→ **Given exercise**:
Output all of the entries exactly as written.
======== Given entries ========
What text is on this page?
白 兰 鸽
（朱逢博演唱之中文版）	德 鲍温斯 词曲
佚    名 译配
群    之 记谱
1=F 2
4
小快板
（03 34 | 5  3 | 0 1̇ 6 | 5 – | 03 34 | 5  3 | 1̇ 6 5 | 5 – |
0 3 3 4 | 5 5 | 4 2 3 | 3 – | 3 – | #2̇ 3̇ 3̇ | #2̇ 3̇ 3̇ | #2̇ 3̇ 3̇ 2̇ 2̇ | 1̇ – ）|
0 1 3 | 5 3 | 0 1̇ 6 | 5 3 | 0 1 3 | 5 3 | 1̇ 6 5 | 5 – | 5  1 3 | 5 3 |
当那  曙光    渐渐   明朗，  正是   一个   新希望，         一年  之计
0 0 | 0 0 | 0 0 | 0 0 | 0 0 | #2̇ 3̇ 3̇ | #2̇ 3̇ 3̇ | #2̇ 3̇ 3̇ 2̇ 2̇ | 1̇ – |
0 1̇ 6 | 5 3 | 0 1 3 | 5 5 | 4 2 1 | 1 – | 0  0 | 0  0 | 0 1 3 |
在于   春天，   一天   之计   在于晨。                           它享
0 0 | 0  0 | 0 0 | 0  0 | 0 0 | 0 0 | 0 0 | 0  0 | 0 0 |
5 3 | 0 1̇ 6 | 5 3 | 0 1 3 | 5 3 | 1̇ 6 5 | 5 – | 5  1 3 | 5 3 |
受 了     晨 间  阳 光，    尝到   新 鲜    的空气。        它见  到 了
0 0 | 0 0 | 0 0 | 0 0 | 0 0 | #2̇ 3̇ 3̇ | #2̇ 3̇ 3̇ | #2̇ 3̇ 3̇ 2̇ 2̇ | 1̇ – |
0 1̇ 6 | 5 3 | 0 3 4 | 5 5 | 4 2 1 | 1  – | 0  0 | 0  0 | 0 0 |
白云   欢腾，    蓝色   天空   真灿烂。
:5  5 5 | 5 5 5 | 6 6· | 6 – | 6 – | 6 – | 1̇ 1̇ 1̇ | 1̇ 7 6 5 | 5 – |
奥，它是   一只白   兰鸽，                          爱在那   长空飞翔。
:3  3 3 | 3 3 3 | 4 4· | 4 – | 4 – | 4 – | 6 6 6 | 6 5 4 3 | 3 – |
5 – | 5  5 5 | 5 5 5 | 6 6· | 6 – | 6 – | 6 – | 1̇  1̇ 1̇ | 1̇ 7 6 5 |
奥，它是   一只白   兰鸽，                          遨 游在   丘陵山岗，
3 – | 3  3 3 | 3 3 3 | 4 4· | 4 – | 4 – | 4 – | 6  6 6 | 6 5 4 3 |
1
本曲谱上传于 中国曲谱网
========
→ **Finished task**:
What text is on this page?
白 兰 鸽
（朱逢博演唱之中文版）	德 鲍温斯 词曲
佚    名 译配
群    之 记谱
1=F 2
4
小快板
（03 34 | 5  3 | 0 1̇ 6 | 5 – | 03 34 | 5  3 | 1̇ 6 5 | 5 – |
0 3 3 4 | 5 5 | 4 2 3 | 3 – | 3 – | #2̇ 3̇ 3̇ | #2̇ 3̇ 3̇ | #2̇ 3̇ 3̇ 2̇ 2̇ | 1̇ – ）|
0 1 3 | 5 3 | 0 1̇ 6 | 5 3 | 0 1 3 | 5 3 | 1̇ 6 5 | 5 – | 5  1 3 | 5 3 |
当那  曙光    渐渐   明朗，  正是   一个   新希望，         一年  之计
0 0 | 0 0 | 0 0 | 0 0 | 0 0 | #2̇ 3̇ 3̇ | #2̇ 3̇ 3̇ | #2̇ 3̇ 3̇ 2̇ 2̇ | 1̇ – |
0 1̇ 6 | 5 3 | 0 1 3 | 5 5 | 4 2 1 | 1 – | 0  0 | 0  0 | 0 1 3 |
在于   春天，   一天   之计   在于晨。                           它享
0 0 | 0  0 | 0 0 | 0  0 | 0 0 | 0 0 | 0 0 | 0  0 | 0 0 |
5 3 | 0 1̇ 6 | 5 3 | 0 1 3 | 5 3 | 1̇ 6 5 | 5 – | 5  1 3 | 5 3 |
受 了     晨 间  阳 光，    尝到   新 鲜    的空气。        它见  到 了
0 0 | 0 0 | 0 0 | 0 0 | 0 0 | #2̇ 3̇ 3̇ | #2̇ 3̇ 3̇ | #2̇ 3̇ 3̇ 2̇ 2̇ | 1̇ – |
0 1̇ 6 | 5 3 | 0 3 4 | 5 5 | 4 2 1 | 1  – | 0  0 | 0  0 | 0 0 |
白云   欢腾，    蓝色   天空   真灿烂。
:5  5 5 | 5 5 5 | 6 6· | 6 – | 6 – | 6 – | 1̇ 1̇ 1̇ | 1̇ 7 6 5 | 5 – |
奥，它是   一只白   兰鸽，                          爱在那   长空飞翔。
:3  3 3 | 3 3 3 | 4 4· | 4 – | 4 – | 4 – | 6 6 6 | 6 5 4 3 | 3 – |
5 – | 5  5 5 | 5 5 5 | 6 6· | 6 – | 6 – | 6 – | 1̇  1̇ 1̇ | 1̇ 7 6 5 |
奥，它是   一只白   兰鸽，                          遨 游在   丘陵山岗，
3 – | 3  3 3 | 3 3 3 | 4 4· | 4 – | 4 – | 4 – | 6  6 6 | 6 5 4 3 |
1
本曲谱上传于 中国曲谱网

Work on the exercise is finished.